- [Written instruction]
Reproduce the listing exactly, with no pictures in your copy.

- [Raw data]

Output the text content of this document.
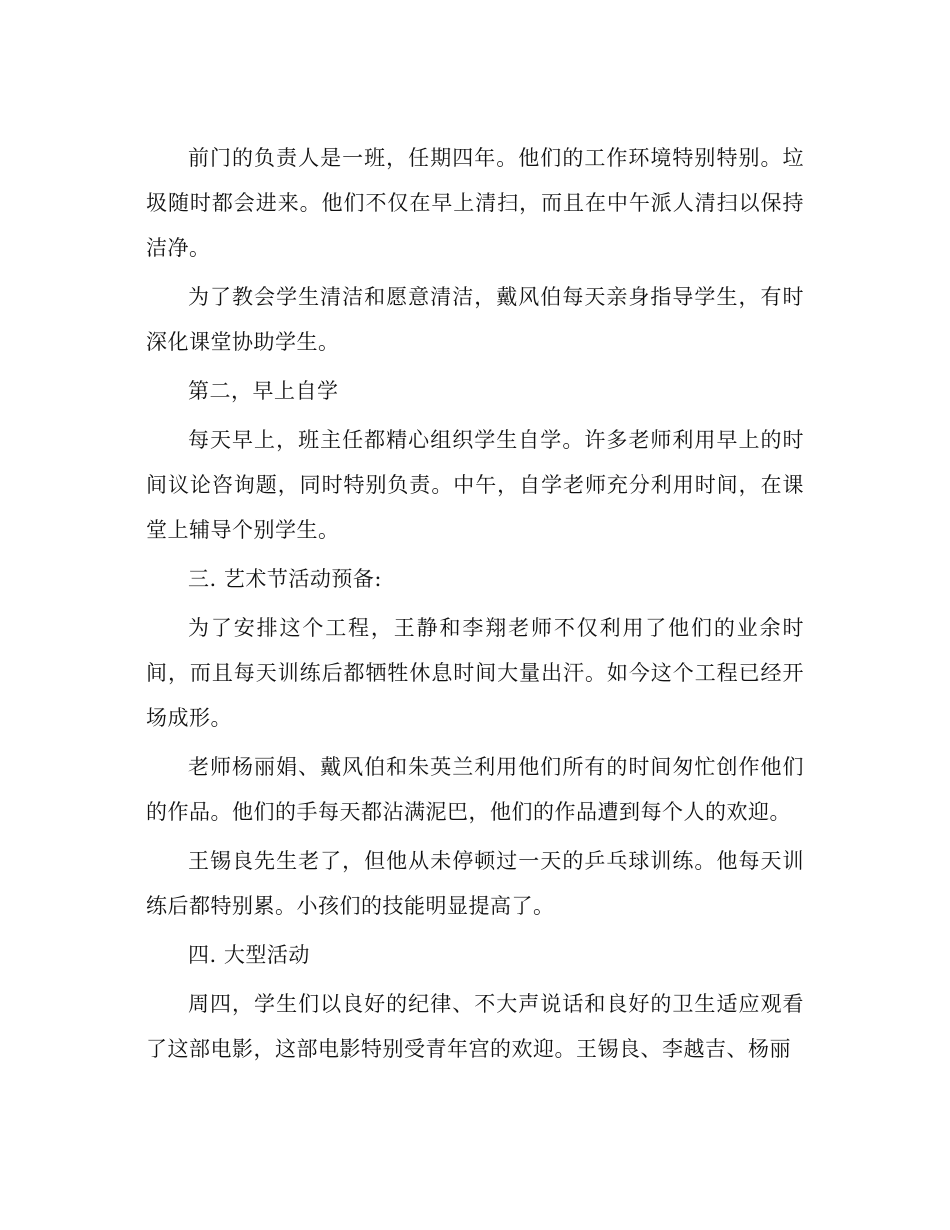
前门的负责人是一班，任期四年。他们的工作环境特别特别。垃圾随时都会进来。他们不仅在早上清扫，而且在中午派人清扫以保持洁净。

为了教会学生清洁和愿意清洁，戴风伯每天亲身指导学生，有时深化课堂协助学生。

第二，早上自学

每天早上，班主任都精心组织学生自学。许多老师利用早上的时间议论咨询题，同时特别负责。中午，自学老师充分利用时间，在课堂上辅导个别学生。

三. 艺术节活动预备:

为了安排这个工程，王静和李翔老师不仅利用了他们的业余时间，而且每天训练后都牺牲休息时间大量出汗。如今这个工程已经开场成形。

老师杨丽娟、戴风伯和朱英兰利用他们所有的时间匆忙创作他们的作品。他们的手每天都沾满泥巴，他们的作品遭到每个人的欢迎。

王锡良先生老了，但他从未停顿过一天的乒乓球训练。他每天训练后都特别累。小孩们的技能明显提高了。

四. 大型活动

周四，学生们以良好的纪律、不大声说话和良好的卫生适应观看了这部电影，这部电影特别受青年宫的欢迎。王锡良、李越吉、杨丽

- [Solution for this exercise]
Output the text content of this document.
前门的负责人是一班，任期四年。他们的工作环境特别特别。垃圾随时都会进来。他们不仅在早上清扫，而且在中午派人清扫以保持洁净。

为了教会学生清洁和愿意清洁，戴风伯每天亲身指导学生，有时深化课堂协助学生。

第二，早上自学

每天早上，班主任都精心组织学生自学。许多老师利用早上的时间议论咨询题，同时特别负责。中午，自学老师充分利用时间，在课堂上辅导个别学生。

三. 艺术节活动预备:

为了安排这个工程，王静和李翔老师不仅利用了他们的业余时间，而且每天训练后都牺牲休息时间大量出汗。如今这个工程已经开场成形。

老师杨丽娟、戴风伯和朱英兰利用他们所有的时间匆忙创作他们的作品。他们的手每天都沾满泥巴，他们的作品遭到每个人的欢迎。

王锡良先生老了，但他从未停顿过一天的乒乓球训练。他每天训练后都特别累。小孩们的技能明显提高了。

四. 大型活动

周四，学生们以良好的纪律、不大声说话和良好的卫生适应观看了这部电影，这部电影特别受青年宫的欢迎。王锡良、李越吉、杨丽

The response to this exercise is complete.